TASK INPUT:
-- Start --

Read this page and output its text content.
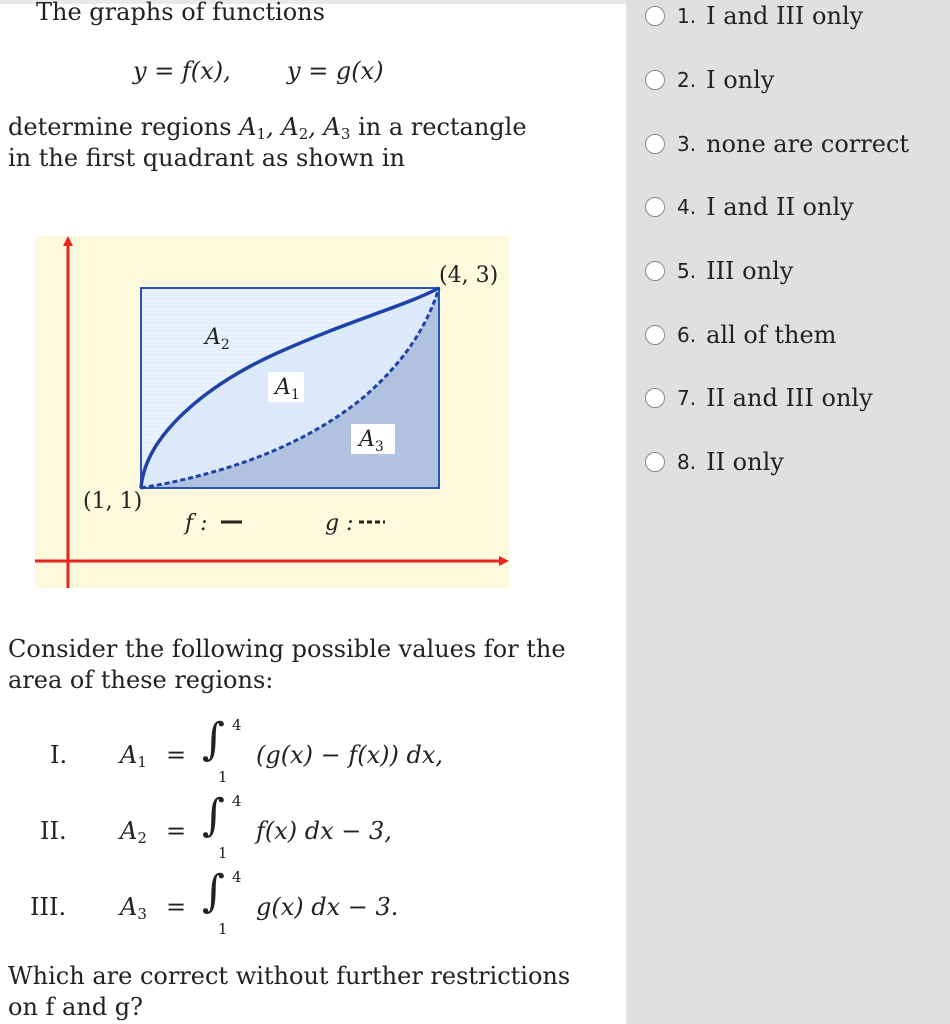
The graphs of functions
y = f(x), y = g(x)
determine regions $A_1$, $A_2$, $A_3$ in a rectangle
in the first quadrant as shown in
$A_2$
$A_1$
$A_3$
(4, 3)
(1, 1)
f :	g :
Consider the following possible values for the
area of these regions:
I. $A_1$ = ∫ 4
1
(g(x) − f(x)) dx,
II. $A_2$ = ∫ 4
1
f(x) dx − 3,
III. $A_3$ = ∫ 4
1
g(x) dx − 3.
Which are correct without further restrictions
on f and g?
1. I and III only
2. I only
3. none are correct
4. I and II only
5. III only
6. all of them
7. II and III only
8. II only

-- End --

WHAT YOU ARE ASKED TO DO:
Select the lines in this material that hold the word "correct", leaving none out.

SOLUTION:
Which are correct without further restrictions
3. none are correct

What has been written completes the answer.